[YOUR TASK] Look through the records below, and copy out every line that holds the string "this".

[INFORMATION SUPPLIED]
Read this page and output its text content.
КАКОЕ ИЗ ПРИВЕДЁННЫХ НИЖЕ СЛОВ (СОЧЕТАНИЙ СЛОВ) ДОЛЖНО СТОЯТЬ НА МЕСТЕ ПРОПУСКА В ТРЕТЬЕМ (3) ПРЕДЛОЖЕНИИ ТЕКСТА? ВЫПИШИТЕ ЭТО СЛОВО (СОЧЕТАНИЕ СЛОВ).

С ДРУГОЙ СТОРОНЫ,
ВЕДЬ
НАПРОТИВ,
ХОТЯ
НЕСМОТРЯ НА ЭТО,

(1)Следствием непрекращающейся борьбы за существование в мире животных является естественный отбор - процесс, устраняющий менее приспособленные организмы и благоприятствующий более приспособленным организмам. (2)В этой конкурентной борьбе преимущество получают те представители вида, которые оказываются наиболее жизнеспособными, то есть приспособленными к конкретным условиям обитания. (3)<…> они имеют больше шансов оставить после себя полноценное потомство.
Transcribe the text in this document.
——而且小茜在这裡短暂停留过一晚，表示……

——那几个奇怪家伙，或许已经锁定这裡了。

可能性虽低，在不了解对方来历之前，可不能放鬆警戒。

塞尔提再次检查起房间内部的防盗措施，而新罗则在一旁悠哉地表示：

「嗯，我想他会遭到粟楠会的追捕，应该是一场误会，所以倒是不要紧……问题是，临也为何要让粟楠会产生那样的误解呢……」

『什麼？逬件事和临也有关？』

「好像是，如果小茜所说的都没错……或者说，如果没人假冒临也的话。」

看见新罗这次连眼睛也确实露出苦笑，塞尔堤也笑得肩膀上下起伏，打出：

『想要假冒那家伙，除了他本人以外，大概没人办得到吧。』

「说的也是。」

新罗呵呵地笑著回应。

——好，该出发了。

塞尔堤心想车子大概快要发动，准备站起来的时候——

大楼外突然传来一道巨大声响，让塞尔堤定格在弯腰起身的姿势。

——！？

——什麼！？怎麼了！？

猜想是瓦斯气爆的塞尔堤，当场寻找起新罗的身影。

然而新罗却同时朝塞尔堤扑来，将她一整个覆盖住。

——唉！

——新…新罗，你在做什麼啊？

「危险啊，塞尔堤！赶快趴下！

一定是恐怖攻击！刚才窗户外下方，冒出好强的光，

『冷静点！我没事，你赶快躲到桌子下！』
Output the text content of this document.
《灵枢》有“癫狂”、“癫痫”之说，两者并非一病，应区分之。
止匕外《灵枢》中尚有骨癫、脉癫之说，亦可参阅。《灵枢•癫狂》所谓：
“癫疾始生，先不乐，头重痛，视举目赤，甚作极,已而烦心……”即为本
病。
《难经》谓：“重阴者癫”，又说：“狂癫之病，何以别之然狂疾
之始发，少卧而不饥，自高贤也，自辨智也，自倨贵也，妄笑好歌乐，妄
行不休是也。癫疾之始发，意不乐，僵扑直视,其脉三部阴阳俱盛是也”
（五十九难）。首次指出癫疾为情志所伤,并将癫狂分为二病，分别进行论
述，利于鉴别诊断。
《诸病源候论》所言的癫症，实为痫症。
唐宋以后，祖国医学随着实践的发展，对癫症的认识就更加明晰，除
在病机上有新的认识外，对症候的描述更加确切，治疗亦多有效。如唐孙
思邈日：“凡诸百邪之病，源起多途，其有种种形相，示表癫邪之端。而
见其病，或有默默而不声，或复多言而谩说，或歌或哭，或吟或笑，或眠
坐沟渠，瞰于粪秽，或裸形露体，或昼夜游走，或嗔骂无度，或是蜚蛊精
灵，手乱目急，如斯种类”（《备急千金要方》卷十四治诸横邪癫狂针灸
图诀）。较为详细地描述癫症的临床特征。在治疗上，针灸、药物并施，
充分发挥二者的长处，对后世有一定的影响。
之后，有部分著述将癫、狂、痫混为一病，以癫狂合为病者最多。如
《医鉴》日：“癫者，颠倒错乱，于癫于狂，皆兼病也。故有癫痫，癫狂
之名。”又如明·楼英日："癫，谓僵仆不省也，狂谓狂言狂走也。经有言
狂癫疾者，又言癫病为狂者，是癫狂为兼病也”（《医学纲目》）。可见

[PROBLEM SOLUTION]
Read this page and output its text content.
Transcribe the text in this document.
Output the text content of this document.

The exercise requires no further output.